● **To be done**: Repeat each record below exactly as given.

● **Material supplied**:
______

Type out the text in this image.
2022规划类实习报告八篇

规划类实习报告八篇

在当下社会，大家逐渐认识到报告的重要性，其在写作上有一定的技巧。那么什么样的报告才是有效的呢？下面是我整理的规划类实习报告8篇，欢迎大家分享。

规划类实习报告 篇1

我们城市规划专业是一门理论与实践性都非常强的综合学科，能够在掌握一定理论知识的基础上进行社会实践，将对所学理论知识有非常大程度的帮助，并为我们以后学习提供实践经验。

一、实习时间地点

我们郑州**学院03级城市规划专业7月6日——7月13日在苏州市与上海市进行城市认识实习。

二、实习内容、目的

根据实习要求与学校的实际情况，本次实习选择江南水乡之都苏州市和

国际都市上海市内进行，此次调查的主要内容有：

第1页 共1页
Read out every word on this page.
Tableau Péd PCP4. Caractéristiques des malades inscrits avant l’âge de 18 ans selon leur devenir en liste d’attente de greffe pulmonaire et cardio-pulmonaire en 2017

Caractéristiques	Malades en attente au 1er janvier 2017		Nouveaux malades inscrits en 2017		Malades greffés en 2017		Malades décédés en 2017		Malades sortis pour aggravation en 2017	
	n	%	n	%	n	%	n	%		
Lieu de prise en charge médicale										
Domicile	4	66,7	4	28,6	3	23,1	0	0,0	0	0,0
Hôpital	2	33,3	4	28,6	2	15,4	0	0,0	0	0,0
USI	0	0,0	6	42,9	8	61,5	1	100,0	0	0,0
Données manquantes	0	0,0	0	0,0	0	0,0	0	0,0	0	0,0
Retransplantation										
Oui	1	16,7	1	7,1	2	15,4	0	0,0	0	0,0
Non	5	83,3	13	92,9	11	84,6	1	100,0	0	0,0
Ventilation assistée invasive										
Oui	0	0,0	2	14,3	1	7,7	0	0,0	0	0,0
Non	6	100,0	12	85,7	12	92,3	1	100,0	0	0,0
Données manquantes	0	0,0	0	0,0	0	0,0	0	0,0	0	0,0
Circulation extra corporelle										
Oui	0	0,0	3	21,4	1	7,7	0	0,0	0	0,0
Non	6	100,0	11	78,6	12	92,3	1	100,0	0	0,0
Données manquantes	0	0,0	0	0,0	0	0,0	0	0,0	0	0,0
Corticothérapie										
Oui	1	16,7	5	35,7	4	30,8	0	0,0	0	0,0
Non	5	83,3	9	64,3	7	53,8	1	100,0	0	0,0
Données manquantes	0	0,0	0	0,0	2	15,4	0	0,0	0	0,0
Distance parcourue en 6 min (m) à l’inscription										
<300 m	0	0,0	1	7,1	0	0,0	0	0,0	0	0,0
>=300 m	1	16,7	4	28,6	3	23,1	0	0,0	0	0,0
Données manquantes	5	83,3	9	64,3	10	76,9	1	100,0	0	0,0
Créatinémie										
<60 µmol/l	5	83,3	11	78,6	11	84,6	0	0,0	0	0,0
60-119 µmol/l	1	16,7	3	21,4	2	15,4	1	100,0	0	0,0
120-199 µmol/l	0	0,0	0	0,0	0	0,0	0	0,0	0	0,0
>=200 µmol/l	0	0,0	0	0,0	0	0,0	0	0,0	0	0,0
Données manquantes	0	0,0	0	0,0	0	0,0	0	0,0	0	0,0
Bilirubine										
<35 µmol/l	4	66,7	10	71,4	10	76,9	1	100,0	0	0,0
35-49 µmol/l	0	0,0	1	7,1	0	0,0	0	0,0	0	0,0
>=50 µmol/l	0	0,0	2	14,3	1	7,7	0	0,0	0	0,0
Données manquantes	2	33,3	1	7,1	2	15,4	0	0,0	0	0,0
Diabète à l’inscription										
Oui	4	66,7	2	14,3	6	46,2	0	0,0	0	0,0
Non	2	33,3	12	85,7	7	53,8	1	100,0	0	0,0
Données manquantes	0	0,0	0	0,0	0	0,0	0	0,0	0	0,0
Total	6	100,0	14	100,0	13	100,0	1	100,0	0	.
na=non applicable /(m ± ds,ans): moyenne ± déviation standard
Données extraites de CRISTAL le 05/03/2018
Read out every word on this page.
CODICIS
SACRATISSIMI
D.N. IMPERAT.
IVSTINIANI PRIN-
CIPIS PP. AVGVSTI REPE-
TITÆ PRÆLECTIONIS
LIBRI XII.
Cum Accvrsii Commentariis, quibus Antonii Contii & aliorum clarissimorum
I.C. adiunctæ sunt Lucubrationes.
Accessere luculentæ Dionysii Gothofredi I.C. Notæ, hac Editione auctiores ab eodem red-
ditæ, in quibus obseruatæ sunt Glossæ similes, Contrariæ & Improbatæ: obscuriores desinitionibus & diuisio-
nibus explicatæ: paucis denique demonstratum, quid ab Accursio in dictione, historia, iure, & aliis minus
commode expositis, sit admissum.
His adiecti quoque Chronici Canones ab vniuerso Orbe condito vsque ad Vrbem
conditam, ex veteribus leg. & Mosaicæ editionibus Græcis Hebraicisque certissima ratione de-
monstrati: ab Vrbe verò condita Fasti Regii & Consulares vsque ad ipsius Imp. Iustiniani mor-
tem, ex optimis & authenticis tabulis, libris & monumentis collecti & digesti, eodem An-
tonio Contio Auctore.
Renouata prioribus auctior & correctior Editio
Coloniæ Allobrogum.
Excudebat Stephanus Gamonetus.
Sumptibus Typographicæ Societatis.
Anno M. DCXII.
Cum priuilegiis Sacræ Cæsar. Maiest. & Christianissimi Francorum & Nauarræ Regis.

______

● **Solution for this exercise**:
Type out the text in this image.
2022规划类实习报告八篇

规划类实习报告八篇

在当下社会，大家逐渐认识到报告的重要性，其在写作上有一定的技巧。那么什么样的报告才是有效的呢？下面是我整理的规划类实习报告8篇，欢迎大家分享。

规划类实习报告 篇1

我们城市规划专业是一门理论与实践性都非常强的综合学科，能够在掌握一定理论知识的基础上进行社会实践，将对所学理论知识有非常大程度的帮助，并为我们以后学习提供实践经验。

一、实习时间地点

我们郑州**学院03级城市规划专业7月6日——7月13日在苏州市与上海市进行城市认识实习。

二、实习内容、目的

根据实习要求与学校的实际情况，本次实习选择江南水乡之都苏州市和

国际都市上海市内进行，此次调查的主要内容有：

第1页 共1页
Read out every word on this page.
Tableau Péd PCP4. Caractéristiques des malades inscrits avant l’âge de 18 ans selon leur devenir en liste d’attente de greffe pulmonaire et cardio-pulmonaire en 2017

Caractéristiques	Malades en attente au 1er janvier 2017		Nouveaux malades inscrits en 2017		Malades greffés en 2017		Malades décédés en 2017		Malades sortis pour aggravation en 2017	
	n	%	n	%	n	%	n	%		
Lieu de prise en charge médicale										
Domicile	4	66,7	4	28,6	3	23,1	0	0,0	0	0,0
Hôpital	2	33,3	4	28,6	2	15,4	0	0,0	0	0,0
USI	0	0,0	6	42,9	8	61,5	1	100,0	0	0,0
Données manquantes	0	0,0	0	0,0	0	0,0	0	0,0	0	0,0
Retransplantation										
Oui	1	16,7	1	7,1	2	15,4	0	0,0	0	0,0
Non	5	83,3	13	92,9	11	84,6	1	100,0	0	0,0
Ventilation assistée invasive										
Oui	0	0,0	2	14,3	1	7,7	0	0,0	0	0,0
Non	6	100,0	12	85,7	12	92,3	1	100,0	0	0,0
Données manquantes	0	0,0	0	0,0	0	0,0	0	0,0	0	0,0
Circulation extra corporelle										
Oui	0	0,0	3	21,4	1	7,7	0	0,0	0	0,0
Non	6	100,0	11	78,6	12	92,3	1	100,0	0	0,0
Données manquantes	0	0,0	0	0,0	0	0,0	0	0,0	0	0,0
Corticothérapie										
Oui	1	16,7	5	35,7	4	30,8	0	0,0	0	0,0
Non	5	83,3	9	64,3	7	53,8	1	100,0	0	0,0
Données manquantes	0	0,0	0	0,0	2	15,4	0	0,0	0	0,0
Distance parcourue en 6 min (m) à l’inscription										
<300 m	0	0,0	1	7,1	0	0,0	0	0,0	0	0,0
>=300 m	1	16,7	4	28,6	3	23,1	0	0,0	0	0,0
Données manquantes	5	83,3	9	64,3	10	76,9	1	100,0	0	0,0
Créatinémie										
<60 µmol/l	5	83,3	11	78,6	11	84,6	0	0,0	0	0,0
60-119 µmol/l	1	16,7	3	21,4	2	15,4	1	100,0	0	0,0
120-199 µmol/l	0	0,0	0	0,0	0	0,0	0	0,0	0	0,0
>=200 µmol/l	0	0,0	0	0,0	0	0,0	0	0,0	0	0,0
Données manquantes	0	0,0	0	0,0	0	0,0	0	0,0	0	0,0
Bilirubine										
<35 µmol/l	4	66,7	10	71,4	10	76,9	1	100,0	0	0,0
35-49 µmol/l	0	0,0	1	7,1	0	0,0	0	0,0	0	0,0
>=50 µmol/l	0	0,0	2	14,3	1	7,7	0	0,0	0	0,0
Données manquantes	2	33,3	1	7,1	2	15,4	0	0,0	0	0,0
Diabète à l’inscription										
Oui	4	66,7	2	14,3	6	46,2	0	0,0	0	0,0
Non	2	33,3	12	85,7	7	53,8	1	100,0	0	0,0
Données manquantes	0	0,0	0	0,0	0	0,0	0	0,0	0	0,0
Total	6	100,0	14	100,0	13	100,0	1	100,0	0	.
na=non applicable /(m ± ds,ans): moyenne ± déviation standard
Données extraites de CRISTAL le 05/03/2018
Read out every word on this page.
CODICIS
SACRATISSIMI
D.N. IMPERAT.
IVSTINIANI PRIN-
CIPIS PP. AVGVSTI REPE-
TITÆ PRÆLECTIONIS
LIBRI XII.
Cum Accvrsii Commentariis, quibus Antonii Contii & aliorum clarissimorum
I.C. adiunctæ sunt Lucubrationes.
Accessere luculentæ Dionysii Gothofredi I.C. Notæ, hac Editione auctiores ab eodem red-
ditæ, in quibus obseruatæ sunt Glossæ similes, Contrariæ & Improbatæ: obscuriores desinitionibus & diuisio-
nibus explicatæ: paucis denique demonstratum, quid ab Accursio in dictione, historia, iure, & aliis minus
commode expositis, sit admissum.
His adiecti quoque Chronici Canones ab vniuerso Orbe condito vsque ad Vrbem
conditam, ex veteribus leg. & Mosaicæ editionibus Græcis Hebraicisque certissima ratione de-
monstrati: ab Vrbe verò condita Fasti Regii & Consulares vsque ad ipsius Imp. Iustiniani mor-
tem, ex optimis & authenticis tabulis, libris & monumentis collecti & digesti, eodem An-
tonio Contio Auctore.
Renouata prioribus auctior & correctior Editio
Coloniæ Allobrogum.
Excudebat Stephanus Gamonetus.
Sumptibus Typographicæ Societatis.
Anno M. DCXII.
Cum priuilegiis Sacræ Cæsar. Maiest. & Christianissimi Francorum & Nauarræ Regis.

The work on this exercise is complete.